Text block:
● ● ● ● ●

Collaborations Can Change the World

Sep 14, 2018 11:27:08 AM / by Debi Willis
FHIR Applications Roundtable

Reflections from an HL7 FHIR Applications Roundtable Presenter

When I was a little girl, I wanted to grow up and do something to make the world a better place for everyone. I thought about becoming a missionary, a doctor or a teacher. Eventually I became a computer programmer because I love solving problems with technology.
To solve big problems, collaboration with many people with varied backgrounds and skill sets is vital for success. This is why I love working with the HL7 FHIR community. HL7 brings together people from all over the planet with a single focus to improve the exchange of electronic health information. Each person brings their experiences and insights into solving real world problems in healthcare. Together we’re learning how to use and expand the HL7 FHIR standards to solve those problems.

The HL7 FHIR Applications Roundtable

I really enjoy the HL7 FHIR Application Roundtable events. These events give developers an opportunity to show us their creations. Seeing what others have built to solve specific problems encourages me about the future of healthcare.
I had an opportunity to showcase our new MyLinks application at a recent HL7 FHIR Applications Roundtable event. For almost two decades, my software company (PatientLink) built products to enable patients to send their information directly into an electronic health record as structured data. This helped doctors understand the patient’s history to provide better care for them. Then cancer changed everything. After experiencing many frustrations in trying to gather my personal records for my care, I decided it was time to build something for patients.
I felt there were three important things I needed.

  • I needed all of my medical records to better understand my illness. I wanted to learn everything about my cancer and understand if I was going to die from this.
  • I also wanted to connect with another woman in Oklahoma City who had kidney cancer. I wanted to talk with her, ask her how her life has changed, and have someone who understood my questions and fears.
  • After losing my sister to brain cancer and my mother to Alzheimer’s, I wanted to connect with researchers to understand what they are doing to solve these devastating illnesses and what I could do to help.
This was the genesis for MyLinks: Linking patients to their doctors and their data, to each other and to researchers.

● ● ● ● ●

Data extract:

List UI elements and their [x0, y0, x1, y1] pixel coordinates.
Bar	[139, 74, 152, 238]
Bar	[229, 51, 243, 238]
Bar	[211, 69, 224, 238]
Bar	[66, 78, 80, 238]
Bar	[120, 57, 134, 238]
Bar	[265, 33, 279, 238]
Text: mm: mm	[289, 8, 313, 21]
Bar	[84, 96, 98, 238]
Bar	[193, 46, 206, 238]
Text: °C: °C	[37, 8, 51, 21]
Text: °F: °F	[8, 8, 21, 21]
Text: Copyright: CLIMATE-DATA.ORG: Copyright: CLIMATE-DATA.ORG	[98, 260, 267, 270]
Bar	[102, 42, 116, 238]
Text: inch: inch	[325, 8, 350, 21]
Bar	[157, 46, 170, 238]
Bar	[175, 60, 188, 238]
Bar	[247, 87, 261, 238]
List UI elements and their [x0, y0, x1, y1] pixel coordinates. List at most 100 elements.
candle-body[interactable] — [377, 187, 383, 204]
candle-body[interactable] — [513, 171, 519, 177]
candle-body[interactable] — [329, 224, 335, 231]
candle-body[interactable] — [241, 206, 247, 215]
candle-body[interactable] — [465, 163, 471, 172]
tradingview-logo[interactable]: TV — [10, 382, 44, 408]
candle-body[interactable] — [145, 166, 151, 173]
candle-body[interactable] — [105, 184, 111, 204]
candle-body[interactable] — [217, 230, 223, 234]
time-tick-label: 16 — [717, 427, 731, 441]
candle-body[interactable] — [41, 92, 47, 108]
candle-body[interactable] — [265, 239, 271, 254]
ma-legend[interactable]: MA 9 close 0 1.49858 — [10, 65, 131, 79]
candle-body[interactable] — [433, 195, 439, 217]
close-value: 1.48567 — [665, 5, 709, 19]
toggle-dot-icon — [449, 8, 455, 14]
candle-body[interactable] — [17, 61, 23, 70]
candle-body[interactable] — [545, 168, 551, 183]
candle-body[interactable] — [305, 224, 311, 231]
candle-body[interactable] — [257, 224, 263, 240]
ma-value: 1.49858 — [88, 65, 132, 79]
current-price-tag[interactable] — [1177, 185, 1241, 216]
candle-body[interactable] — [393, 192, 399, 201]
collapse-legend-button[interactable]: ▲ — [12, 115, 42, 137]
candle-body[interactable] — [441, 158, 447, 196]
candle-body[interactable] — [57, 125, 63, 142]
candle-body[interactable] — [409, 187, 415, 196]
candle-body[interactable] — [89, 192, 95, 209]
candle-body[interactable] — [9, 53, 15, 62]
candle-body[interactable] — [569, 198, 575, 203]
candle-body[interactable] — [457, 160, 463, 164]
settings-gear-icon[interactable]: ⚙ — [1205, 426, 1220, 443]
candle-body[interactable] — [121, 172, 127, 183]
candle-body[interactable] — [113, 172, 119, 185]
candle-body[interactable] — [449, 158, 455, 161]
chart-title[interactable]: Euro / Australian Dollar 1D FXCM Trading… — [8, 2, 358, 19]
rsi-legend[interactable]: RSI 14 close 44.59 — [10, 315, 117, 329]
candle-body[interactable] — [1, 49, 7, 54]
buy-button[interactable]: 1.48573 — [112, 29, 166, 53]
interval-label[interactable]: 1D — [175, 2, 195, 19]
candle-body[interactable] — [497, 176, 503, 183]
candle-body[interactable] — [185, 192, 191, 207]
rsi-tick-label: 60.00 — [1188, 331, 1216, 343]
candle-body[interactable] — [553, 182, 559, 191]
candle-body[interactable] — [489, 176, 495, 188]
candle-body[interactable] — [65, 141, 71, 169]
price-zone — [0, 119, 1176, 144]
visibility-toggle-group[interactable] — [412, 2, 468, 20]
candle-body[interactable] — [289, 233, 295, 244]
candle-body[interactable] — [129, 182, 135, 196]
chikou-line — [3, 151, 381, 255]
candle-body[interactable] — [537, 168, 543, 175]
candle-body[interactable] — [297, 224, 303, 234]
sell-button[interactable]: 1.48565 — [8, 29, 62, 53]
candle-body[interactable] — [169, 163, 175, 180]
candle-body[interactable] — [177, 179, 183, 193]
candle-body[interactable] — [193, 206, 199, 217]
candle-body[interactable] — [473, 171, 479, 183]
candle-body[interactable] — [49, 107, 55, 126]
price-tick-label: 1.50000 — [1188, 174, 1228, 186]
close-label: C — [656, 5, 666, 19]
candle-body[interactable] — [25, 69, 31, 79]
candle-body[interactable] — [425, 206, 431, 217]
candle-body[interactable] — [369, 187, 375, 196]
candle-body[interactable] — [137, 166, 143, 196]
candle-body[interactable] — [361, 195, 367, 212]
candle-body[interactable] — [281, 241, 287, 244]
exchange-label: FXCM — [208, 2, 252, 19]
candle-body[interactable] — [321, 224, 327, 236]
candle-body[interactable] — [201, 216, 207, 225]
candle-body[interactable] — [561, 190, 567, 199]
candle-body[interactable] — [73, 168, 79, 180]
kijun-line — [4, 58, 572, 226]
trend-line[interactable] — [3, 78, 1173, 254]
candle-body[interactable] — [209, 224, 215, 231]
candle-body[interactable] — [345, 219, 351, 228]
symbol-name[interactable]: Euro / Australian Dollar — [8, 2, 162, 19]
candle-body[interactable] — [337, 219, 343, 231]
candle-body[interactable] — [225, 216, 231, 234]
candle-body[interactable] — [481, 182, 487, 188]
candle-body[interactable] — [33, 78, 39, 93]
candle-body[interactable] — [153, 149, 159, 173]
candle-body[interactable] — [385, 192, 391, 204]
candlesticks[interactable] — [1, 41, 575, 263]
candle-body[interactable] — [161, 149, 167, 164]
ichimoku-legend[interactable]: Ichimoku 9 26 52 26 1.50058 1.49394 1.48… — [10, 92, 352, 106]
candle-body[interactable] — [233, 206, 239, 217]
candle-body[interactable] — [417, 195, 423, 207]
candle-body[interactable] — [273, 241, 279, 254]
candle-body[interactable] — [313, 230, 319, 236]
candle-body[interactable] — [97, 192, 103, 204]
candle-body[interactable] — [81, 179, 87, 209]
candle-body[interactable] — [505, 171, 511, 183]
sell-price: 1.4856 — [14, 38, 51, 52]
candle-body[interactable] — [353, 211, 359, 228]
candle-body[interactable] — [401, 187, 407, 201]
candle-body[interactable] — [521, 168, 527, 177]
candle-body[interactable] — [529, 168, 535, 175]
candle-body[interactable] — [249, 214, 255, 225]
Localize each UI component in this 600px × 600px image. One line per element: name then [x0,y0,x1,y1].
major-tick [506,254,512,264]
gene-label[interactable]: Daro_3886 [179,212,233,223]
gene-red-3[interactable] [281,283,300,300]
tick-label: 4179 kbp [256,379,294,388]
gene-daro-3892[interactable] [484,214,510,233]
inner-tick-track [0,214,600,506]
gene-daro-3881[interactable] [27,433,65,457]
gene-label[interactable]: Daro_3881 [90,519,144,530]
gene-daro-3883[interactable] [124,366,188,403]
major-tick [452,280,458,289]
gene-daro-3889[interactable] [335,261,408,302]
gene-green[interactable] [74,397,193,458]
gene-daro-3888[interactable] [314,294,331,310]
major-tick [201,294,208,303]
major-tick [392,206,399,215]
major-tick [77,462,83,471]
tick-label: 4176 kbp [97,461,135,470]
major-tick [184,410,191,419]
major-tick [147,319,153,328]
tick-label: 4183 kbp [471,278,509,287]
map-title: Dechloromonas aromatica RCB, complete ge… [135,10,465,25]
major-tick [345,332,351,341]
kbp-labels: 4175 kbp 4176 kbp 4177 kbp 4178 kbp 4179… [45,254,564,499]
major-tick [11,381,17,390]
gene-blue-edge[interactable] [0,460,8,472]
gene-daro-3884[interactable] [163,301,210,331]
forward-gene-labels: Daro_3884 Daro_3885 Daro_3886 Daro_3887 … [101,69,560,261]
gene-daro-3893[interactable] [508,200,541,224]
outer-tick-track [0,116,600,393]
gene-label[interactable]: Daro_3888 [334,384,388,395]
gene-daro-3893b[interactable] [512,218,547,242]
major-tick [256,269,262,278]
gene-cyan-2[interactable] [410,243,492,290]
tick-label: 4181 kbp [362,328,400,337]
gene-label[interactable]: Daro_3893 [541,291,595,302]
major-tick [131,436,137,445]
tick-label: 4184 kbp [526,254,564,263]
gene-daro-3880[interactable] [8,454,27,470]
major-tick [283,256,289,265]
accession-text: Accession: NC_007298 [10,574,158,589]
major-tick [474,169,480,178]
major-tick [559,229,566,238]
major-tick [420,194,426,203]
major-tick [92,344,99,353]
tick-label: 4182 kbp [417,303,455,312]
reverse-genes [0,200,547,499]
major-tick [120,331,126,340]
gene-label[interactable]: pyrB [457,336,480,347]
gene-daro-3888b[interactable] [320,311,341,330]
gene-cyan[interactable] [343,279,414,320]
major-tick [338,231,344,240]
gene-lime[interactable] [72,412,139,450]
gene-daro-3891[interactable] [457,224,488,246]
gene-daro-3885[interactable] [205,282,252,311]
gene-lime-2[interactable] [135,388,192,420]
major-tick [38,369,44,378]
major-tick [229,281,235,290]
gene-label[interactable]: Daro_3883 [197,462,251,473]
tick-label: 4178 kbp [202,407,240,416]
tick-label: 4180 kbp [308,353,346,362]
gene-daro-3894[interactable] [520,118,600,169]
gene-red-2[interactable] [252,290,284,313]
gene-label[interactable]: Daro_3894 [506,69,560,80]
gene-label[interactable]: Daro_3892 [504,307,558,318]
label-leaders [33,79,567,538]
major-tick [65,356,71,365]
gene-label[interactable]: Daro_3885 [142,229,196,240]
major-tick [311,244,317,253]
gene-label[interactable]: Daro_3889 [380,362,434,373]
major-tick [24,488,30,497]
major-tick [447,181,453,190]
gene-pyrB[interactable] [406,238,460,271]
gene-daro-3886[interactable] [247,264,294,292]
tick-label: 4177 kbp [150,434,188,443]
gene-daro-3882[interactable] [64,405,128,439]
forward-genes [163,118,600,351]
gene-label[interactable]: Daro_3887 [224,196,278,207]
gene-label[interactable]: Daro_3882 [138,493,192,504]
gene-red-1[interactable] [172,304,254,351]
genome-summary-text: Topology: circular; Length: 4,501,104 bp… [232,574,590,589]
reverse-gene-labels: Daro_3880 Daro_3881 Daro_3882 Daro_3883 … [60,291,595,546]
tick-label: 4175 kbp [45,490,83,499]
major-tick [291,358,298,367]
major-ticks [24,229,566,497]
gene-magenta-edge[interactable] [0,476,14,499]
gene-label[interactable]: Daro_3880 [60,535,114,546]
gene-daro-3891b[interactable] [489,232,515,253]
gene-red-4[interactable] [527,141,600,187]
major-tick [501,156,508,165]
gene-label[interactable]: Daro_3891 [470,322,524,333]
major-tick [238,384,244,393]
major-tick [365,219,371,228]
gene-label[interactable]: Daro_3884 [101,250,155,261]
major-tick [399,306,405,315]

● ● ● ● ●

Assignment:
Copy the stretch of the HL7 FHIR roundtable post above without changes, beginning at the words "When I was a" and stopping after the words "problems with technology.".

The completed task:
When I was a little girl, I wanted to grow up and do something to make the world a better place for everyone. I thought about becoming a missionary, a doctor or a teacher. Eventually I became a computer programmer because I love solving problems with technology.